Structured figure records:
--- Start ---

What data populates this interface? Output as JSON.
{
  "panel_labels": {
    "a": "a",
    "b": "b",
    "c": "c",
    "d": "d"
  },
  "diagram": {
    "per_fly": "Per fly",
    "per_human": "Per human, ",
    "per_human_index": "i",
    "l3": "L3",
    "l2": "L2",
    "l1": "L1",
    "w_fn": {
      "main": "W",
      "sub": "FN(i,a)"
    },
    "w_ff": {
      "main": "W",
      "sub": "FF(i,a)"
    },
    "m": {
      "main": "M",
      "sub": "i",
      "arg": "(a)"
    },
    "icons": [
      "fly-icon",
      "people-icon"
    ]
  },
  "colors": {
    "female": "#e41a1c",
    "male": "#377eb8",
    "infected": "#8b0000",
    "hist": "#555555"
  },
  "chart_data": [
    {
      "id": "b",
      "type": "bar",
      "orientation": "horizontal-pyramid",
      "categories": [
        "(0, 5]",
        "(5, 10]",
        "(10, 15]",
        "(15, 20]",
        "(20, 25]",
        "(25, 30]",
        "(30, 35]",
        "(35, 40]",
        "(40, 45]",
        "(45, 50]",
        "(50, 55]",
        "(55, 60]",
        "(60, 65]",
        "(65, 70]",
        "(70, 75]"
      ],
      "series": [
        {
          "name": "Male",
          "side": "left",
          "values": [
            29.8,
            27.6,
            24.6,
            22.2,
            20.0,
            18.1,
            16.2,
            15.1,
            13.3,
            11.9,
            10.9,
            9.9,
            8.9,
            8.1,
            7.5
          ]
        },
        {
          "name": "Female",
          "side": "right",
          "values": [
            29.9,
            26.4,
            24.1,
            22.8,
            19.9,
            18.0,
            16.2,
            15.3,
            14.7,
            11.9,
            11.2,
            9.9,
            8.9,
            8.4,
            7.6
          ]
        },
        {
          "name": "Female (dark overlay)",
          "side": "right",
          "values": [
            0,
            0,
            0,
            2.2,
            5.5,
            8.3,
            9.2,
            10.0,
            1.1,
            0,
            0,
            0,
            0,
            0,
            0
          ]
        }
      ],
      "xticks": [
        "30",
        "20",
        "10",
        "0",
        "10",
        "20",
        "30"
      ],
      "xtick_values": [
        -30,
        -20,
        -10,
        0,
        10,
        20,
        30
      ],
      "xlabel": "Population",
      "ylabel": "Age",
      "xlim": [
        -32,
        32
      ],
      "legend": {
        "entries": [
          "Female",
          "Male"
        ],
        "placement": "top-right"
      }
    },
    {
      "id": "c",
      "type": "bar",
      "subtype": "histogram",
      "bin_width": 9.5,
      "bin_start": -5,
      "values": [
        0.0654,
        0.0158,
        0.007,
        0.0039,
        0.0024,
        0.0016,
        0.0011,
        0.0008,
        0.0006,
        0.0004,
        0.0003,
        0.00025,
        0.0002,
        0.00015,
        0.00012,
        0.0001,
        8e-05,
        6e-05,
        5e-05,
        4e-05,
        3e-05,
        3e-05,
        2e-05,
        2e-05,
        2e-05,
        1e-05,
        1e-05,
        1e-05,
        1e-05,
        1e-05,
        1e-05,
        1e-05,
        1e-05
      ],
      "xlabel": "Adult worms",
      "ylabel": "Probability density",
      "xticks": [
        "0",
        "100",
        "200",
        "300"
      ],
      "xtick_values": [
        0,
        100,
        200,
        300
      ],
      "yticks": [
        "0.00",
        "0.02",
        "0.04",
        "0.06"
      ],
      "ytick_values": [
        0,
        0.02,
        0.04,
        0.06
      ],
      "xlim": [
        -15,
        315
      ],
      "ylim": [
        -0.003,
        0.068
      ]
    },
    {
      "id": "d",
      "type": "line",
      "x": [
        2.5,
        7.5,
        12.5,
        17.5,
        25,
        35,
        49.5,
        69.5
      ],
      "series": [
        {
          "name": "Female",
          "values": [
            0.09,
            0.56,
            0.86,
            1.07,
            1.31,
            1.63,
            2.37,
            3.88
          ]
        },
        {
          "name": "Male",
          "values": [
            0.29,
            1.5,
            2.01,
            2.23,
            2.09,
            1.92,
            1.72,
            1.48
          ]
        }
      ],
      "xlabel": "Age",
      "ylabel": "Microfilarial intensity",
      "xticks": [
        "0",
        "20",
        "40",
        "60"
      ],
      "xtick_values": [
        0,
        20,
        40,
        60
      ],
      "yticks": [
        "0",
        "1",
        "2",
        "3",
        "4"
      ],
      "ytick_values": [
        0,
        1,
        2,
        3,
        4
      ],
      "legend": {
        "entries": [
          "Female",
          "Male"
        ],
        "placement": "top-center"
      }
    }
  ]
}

--- End ---

Copy out every entry again, exactly as it was given.

What data populates this interface? Output as JSON.
{
  "panel_labels": {
    "a": "a",
    "b": "b",
    "c": "c",
    "d": "d"
  },
  "diagram": {
    "per_fly": "Per fly",
    "per_human": "Per human, ",
    "per_human_index": "i",
    "l3": "L3",
    "l2": "L2",
    "l1": "L1",
    "w_fn": {
      "main": "W",
      "sub": "FN(i,a)"
    },
    "w_ff": {
      "main": "W",
      "sub": "FF(i,a)"
    },
    "m": {
      "main": "M",
      "sub": "i",
      "arg": "(a)"
    },
    "icons": [
      "fly-icon",
      "people-icon"
    ]
  },
  "colors": {
    "female": "#e41a1c",
    "male": "#377eb8",
    "infected": "#8b0000",
    "hist": "#555555"
  },
  "chart_data": [
    {
      "id": "b",
      "type": "bar",
      "orientation": "horizontal-pyramid",
      "categories": [
        "(0, 5]",
        "(5, 10]",
        "(10, 15]",
        "(15, 20]",
        "(20, 25]",
        "(25, 30]",
        "(30, 35]",
        "(35, 40]",
        "(40, 45]",
        "(45, 50]",
        "(50, 55]",
        "(55, 60]",
        "(60, 65]",
        "(65, 70]",
        "(70, 75]"
      ],
      "series": [
        {
          "name": "Male",
          "side": "left",
          "values": [
            29.8,
            27.6,
            24.6,
            22.2,
            20.0,
            18.1,
            16.2,
            15.1,
            13.3,
            11.9,
            10.9,
            9.9,
            8.9,
            8.1,
            7.5
          ]
        },
        {
          "name": "Female",
          "side": "right",
          "values": [
            29.9,
            26.4,
            24.1,
            22.8,
            19.9,
            18.0,
            16.2,
            15.3,
            14.7,
            11.9,
            11.2,
            9.9,
            8.9,
            8.4,
            7.6
          ]
        },
        {
          "name": "Female (dark overlay)",
          "side": "right",
          "values": [
            0,
            0,
            0,
            2.2,
            5.5,
            8.3,
            9.2,
            10.0,
            1.1,
            0,
            0,
            0,
            0,
            0,
            0
          ]
        }
      ],
      "xticks": [
        "30",
        "20",
        "10",
        "0",
        "10",
        "20",
        "30"
      ],
      "xtick_values": [
        -30,
        -20,
        -10,
        0,
        10,
        20,
        30
      ],
      "xlabel": "Population",
      "ylabel": "Age",
      "xlim": [
        -32,
        32
      ],
      "legend": {
        "entries": [
          "Female",
          "Male"
        ],
        "placement": "top-right"
      }
    },
    {
      "id": "c",
      "type": "bar",
      "subtype": "histogram",
      "bin_width": 9.5,
      "bin_start": -5,
      "values": [
        0.0654,
        0.0158,
        0.007,
        0.0039,
        0.0024,
        0.0016,
        0.0011,
        0.0008,
        0.0006,
        0.0004,
        0.0003,
        0.00025,
        0.0002,
        0.00015,
        0.00012,
        0.0001,
        8e-05,
        6e-05,
        5e-05,
        4e-05,
        3e-05,
        3e-05,
        2e-05,
        2e-05,
        2e-05,
        1e-05,
        1e-05,
        1e-05,
        1e-05,
        1e-05,
        1e-05,
        1e-05,
        1e-05
      ],
      "xlabel": "Adult worms",
      "ylabel": "Probability density",
      "xticks": [
        "0",
        "100",
        "200",
        "300"
      ],
      "xtick_values": [
        0,
        100,
        200,
        300
      ],
      "yticks": [
        "0.00",
        "0.02",
        "0.04",
        "0.06"
      ],
      "ytick_values": [
        0,
        0.02,
        0.04,
        0.06
      ],
      "xlim": [
        -15,
        315
      ],
      "ylim": [
        -0.003,
        0.068
      ]
    },
    {
      "id": "d",
      "type": "line",
      "x": [
        2.5,
        7.5,
        12.5,
        17.5,
        25,
        35,
        49.5,
        69.5
      ],
      "series": [
        {
          "name": "Female",
          "values": [
            0.09,
            0.56,
            0.86,
            1.07,
            1.31,
            1.63,
            2.37,
            3.88
          ]
        },
        {
          "name": "Male",
          "values": [
            0.29,
            1.5,
            2.01,
            2.23,
            2.09,
            1.92,
            1.72,
            1.48
          ]
        }
      ],
      "xlabel": "Age",
      "ylabel": "Microfilarial intensity",
      "xticks": [
        "0",
        "20",
        "40",
        "60"
      ],
      "xtick_values": [
        0,
        20,
        40,
        60
      ],
      "yticks": [
        "0",
        "1",
        "2",
        "3",
        "4"
      ],
      "ytick_values": [
        0,
        1,
        2,
        3,
        4
      ],
      "legend": {
        "entries": [
          "Female",
          "Male"
        ],
        "placement": "top-center"
      }
    }
  ]
}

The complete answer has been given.